-------- Excerpted data --------

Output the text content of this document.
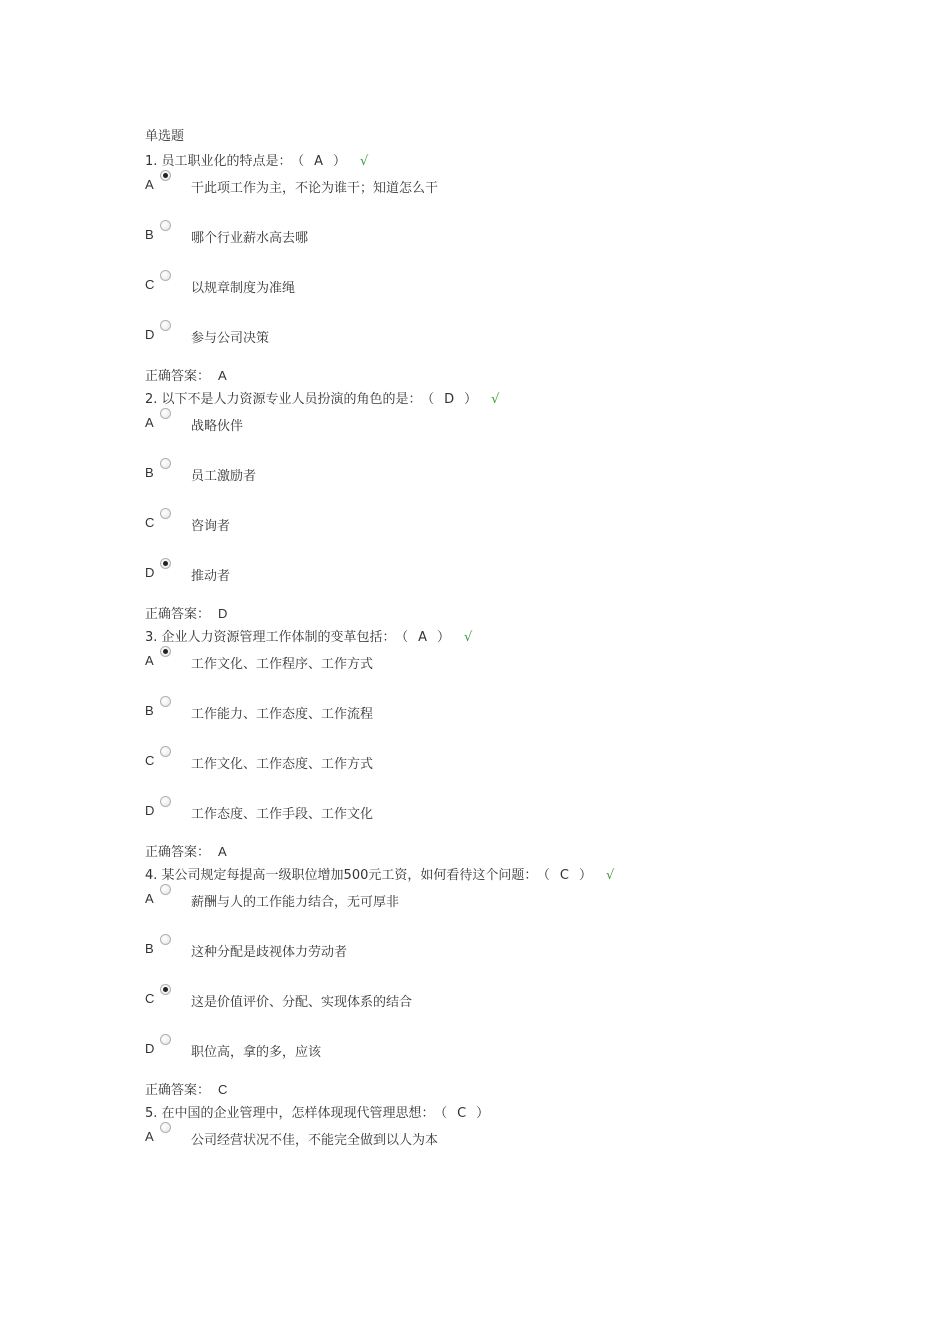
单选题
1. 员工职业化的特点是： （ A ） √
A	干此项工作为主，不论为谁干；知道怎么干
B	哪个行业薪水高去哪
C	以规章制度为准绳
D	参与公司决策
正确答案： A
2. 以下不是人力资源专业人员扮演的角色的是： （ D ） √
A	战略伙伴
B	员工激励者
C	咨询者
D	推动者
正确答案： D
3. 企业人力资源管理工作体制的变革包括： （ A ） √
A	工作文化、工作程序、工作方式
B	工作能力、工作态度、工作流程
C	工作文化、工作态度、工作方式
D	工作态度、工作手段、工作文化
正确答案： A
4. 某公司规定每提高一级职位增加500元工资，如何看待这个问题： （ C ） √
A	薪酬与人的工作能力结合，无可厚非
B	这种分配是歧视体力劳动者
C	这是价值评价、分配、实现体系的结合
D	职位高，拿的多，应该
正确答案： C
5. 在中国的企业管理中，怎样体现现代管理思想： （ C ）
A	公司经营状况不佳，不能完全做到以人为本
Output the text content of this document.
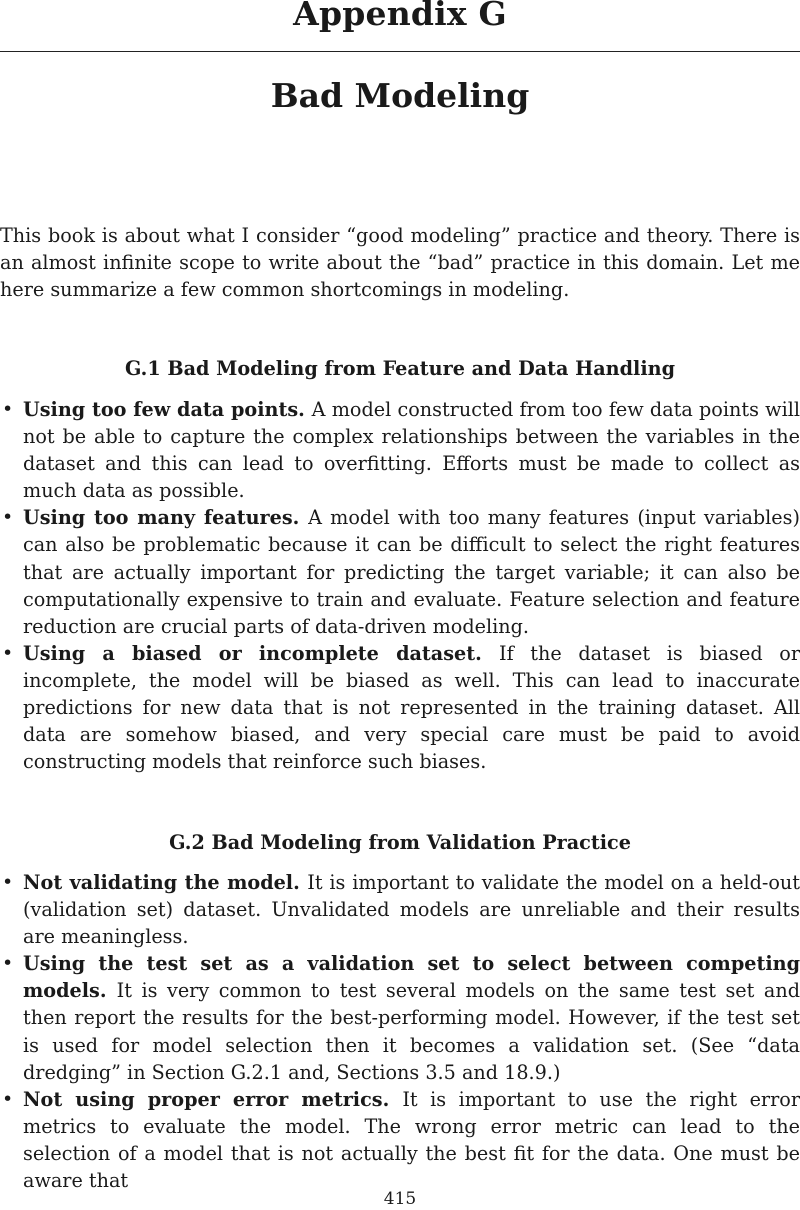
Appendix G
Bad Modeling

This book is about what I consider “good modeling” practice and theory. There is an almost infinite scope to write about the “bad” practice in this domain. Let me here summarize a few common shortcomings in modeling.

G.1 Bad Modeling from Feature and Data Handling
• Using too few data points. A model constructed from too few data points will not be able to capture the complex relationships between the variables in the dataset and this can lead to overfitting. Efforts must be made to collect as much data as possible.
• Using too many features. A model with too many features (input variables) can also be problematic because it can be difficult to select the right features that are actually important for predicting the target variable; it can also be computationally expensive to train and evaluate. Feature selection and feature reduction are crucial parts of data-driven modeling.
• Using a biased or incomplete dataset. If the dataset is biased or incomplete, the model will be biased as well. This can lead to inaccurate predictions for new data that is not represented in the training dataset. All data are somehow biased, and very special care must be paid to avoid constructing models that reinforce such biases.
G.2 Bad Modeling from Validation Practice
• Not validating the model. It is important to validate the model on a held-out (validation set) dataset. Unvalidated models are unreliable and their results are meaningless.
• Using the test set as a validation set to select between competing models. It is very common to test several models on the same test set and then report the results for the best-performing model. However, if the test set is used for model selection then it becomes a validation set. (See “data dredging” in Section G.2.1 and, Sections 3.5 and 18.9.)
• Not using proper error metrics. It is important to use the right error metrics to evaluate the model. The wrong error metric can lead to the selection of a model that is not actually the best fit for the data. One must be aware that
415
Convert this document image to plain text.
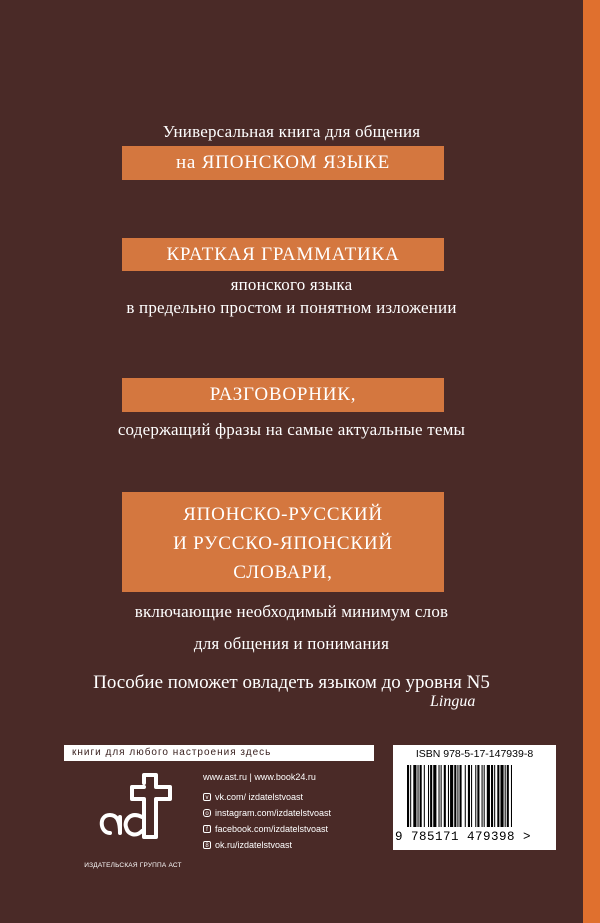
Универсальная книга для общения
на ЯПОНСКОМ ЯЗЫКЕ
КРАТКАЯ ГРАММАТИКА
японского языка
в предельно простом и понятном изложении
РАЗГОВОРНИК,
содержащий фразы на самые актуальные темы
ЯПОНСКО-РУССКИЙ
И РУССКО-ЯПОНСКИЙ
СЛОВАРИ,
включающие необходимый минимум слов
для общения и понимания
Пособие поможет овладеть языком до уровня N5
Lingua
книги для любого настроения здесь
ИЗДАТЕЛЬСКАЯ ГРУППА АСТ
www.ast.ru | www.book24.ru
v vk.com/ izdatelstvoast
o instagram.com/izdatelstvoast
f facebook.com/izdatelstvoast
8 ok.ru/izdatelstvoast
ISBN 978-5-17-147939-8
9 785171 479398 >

--------

[Prompt]
In the material above, find each line that contains the word "Feature", and select it.

[Response for this exercise]
G.1 Bad Modeling from Feature and Data Handling
• Using too many features. A model with too many features (input variables) can also be problematic because it can be difficult to select the right features that are actually important for predicting the target variable; it can also be computationally expensive to train and evaluate. Feature selection and feature reduction are crucial parts of data-driven modeling.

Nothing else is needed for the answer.